● **Exercise**: Pick out the lines below with "document" and list them.

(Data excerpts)
>>>>

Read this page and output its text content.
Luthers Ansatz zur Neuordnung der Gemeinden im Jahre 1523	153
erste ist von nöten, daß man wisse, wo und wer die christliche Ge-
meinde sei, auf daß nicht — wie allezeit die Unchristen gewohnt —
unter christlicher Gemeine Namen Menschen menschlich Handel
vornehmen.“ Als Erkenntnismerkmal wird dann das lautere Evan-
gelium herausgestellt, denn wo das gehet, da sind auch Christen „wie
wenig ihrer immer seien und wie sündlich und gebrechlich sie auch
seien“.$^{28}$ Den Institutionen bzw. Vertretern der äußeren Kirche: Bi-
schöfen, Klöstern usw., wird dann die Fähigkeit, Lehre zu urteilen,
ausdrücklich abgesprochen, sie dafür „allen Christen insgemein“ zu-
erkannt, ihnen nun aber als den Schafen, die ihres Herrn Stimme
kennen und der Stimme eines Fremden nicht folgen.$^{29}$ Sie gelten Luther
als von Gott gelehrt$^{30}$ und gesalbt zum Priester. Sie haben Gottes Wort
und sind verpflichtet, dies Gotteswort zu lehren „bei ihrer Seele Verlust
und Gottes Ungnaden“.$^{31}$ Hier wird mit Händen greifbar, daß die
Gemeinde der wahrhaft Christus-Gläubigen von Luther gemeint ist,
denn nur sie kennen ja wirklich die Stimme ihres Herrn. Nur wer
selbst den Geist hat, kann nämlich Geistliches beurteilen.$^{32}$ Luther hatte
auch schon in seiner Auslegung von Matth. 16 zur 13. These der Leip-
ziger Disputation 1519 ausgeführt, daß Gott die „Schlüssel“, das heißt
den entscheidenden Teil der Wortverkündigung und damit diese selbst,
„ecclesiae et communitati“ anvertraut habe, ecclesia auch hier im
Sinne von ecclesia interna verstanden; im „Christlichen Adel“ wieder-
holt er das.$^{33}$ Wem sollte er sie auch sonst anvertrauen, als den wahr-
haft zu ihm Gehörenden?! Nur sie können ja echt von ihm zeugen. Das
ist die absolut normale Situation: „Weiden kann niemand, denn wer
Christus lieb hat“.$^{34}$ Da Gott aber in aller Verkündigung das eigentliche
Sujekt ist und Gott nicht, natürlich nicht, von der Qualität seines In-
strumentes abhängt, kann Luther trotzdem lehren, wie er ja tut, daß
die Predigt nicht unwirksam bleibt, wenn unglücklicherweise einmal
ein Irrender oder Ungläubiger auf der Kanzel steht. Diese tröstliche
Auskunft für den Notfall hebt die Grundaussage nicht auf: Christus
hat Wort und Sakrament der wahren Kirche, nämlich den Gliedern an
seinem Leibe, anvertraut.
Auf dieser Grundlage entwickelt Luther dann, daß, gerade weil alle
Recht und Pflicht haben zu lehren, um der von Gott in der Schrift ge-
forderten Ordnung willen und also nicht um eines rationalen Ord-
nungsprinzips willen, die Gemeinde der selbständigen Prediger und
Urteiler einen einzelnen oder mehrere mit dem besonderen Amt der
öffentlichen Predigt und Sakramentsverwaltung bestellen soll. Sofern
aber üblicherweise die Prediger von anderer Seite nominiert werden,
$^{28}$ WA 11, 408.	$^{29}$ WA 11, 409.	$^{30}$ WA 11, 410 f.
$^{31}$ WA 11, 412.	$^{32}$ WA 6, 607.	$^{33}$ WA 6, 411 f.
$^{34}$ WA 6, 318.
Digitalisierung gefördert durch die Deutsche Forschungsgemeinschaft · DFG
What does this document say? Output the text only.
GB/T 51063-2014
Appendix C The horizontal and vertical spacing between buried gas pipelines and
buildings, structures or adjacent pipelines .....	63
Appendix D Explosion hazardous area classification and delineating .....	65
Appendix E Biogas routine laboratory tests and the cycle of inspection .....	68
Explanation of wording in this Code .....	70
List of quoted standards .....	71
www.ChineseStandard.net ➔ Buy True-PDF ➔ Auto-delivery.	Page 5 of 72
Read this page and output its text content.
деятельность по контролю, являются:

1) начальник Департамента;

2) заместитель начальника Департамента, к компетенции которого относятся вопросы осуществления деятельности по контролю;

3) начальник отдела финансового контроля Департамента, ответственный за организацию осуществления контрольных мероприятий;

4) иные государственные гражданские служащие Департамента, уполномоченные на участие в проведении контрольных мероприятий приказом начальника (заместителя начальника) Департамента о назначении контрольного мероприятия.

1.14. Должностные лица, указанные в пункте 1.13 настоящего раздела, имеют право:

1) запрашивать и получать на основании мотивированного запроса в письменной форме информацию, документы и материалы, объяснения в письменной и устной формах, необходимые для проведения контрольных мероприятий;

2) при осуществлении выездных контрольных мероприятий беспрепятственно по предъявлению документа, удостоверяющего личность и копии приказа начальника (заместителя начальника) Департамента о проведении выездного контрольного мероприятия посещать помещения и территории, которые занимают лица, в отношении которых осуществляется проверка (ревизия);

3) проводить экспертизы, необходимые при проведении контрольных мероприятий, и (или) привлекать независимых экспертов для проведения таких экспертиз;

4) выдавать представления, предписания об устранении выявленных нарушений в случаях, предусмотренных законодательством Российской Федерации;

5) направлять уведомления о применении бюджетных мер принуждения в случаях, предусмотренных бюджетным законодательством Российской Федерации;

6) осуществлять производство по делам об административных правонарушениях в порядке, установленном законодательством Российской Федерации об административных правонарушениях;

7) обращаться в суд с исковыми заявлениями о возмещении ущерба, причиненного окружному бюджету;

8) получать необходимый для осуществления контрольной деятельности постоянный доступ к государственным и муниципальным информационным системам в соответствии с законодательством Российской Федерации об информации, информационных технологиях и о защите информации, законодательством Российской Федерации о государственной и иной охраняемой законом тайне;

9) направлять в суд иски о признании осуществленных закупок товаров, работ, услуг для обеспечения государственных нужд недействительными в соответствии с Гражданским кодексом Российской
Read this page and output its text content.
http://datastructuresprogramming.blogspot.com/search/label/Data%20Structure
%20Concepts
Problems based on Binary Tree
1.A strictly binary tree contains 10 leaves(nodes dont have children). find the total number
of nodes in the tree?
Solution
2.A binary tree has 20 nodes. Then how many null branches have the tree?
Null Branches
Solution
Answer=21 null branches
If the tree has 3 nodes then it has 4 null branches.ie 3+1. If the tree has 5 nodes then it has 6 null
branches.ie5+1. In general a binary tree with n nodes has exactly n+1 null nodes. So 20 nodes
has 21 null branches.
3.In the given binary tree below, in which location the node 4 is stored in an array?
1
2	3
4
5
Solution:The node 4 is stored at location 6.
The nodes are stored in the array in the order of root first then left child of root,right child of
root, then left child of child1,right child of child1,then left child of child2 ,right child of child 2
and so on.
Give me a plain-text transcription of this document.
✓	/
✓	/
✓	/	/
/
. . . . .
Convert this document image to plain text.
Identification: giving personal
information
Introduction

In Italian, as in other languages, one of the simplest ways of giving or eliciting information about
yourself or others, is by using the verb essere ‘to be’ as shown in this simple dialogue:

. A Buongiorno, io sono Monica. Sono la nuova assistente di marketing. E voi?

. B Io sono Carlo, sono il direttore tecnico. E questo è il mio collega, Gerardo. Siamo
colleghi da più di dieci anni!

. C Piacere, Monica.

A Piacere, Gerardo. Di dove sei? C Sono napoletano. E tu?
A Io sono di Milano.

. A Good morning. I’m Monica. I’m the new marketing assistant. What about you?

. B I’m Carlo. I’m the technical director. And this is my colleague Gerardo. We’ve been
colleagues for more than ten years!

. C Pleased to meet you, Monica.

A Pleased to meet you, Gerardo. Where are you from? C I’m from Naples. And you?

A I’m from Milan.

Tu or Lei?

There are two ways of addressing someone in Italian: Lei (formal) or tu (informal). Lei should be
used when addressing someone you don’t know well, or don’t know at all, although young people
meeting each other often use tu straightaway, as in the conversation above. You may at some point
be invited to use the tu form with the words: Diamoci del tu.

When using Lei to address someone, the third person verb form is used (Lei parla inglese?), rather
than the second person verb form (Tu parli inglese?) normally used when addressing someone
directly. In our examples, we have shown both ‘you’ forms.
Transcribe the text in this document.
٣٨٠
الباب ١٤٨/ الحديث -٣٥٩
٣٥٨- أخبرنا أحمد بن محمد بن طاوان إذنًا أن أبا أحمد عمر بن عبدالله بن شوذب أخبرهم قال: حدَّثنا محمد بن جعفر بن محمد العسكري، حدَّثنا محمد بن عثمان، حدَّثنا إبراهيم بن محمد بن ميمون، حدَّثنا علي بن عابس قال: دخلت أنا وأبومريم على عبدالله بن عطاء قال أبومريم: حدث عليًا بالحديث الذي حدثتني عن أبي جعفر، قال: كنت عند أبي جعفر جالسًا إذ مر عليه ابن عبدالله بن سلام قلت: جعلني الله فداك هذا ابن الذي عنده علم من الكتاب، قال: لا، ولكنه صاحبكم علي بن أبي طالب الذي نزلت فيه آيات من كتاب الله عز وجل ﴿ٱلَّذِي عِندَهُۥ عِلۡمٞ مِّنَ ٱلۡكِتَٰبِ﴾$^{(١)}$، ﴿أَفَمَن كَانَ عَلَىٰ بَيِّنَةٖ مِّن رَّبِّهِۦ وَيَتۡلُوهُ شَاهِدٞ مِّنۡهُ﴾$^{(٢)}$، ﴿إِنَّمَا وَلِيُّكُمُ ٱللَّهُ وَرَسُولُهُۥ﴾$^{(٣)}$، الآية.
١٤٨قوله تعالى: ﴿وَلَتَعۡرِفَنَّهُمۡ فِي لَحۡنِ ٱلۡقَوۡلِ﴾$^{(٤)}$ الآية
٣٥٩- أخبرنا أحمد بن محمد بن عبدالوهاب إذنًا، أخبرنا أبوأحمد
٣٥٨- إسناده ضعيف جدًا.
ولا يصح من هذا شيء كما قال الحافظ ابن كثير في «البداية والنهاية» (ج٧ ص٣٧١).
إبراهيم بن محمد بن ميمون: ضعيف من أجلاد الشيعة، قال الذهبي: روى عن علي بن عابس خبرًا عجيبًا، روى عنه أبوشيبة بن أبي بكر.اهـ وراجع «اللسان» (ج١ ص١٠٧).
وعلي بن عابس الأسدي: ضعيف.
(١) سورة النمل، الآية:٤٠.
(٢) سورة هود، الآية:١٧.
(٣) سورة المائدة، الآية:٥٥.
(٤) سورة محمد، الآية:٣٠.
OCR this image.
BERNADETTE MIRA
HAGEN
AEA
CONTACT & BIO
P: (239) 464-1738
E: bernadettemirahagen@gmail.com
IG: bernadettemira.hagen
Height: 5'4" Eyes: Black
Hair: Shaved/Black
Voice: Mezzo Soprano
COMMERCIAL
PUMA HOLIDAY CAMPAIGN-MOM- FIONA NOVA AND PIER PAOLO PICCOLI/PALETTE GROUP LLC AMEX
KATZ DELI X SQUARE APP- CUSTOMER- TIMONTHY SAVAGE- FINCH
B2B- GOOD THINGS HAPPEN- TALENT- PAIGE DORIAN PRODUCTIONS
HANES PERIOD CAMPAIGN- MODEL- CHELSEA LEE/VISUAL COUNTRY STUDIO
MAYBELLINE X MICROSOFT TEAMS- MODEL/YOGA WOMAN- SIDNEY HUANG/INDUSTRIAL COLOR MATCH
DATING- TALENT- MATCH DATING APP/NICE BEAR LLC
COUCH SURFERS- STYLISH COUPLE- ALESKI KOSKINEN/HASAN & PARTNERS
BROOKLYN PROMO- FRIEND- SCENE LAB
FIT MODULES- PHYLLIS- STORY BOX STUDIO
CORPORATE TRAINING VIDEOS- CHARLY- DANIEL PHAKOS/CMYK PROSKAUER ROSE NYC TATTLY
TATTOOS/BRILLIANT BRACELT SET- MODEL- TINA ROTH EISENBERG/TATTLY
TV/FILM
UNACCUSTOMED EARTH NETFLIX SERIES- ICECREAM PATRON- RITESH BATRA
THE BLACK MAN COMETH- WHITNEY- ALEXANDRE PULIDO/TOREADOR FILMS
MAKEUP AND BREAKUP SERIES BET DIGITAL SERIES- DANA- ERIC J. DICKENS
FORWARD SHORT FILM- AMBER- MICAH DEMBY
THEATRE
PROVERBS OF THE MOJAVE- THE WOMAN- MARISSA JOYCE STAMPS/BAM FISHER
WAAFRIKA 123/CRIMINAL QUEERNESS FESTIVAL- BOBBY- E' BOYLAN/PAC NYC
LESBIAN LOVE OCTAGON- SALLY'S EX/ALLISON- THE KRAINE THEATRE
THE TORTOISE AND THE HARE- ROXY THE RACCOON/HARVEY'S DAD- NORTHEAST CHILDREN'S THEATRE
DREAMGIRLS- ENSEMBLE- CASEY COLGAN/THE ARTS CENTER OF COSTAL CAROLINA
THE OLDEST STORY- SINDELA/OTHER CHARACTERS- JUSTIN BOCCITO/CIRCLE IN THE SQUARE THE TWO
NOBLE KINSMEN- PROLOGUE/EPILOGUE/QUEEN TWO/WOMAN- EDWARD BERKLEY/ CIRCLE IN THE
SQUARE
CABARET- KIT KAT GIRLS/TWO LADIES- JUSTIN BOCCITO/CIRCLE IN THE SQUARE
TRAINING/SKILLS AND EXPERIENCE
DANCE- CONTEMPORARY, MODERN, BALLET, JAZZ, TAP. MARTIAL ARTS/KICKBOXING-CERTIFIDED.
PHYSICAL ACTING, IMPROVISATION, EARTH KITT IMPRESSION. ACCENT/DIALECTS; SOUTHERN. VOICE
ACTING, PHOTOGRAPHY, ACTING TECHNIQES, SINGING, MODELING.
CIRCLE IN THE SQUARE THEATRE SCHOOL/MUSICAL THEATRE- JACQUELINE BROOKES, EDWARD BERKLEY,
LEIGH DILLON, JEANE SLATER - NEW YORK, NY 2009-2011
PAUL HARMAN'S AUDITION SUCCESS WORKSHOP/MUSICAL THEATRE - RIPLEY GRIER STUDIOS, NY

<<<<

● **Response**:
What does this document say? Output the text only.
Give me a plain-text transcription of this document.
Convert this document image to plain text.
Transcribe the text in this document.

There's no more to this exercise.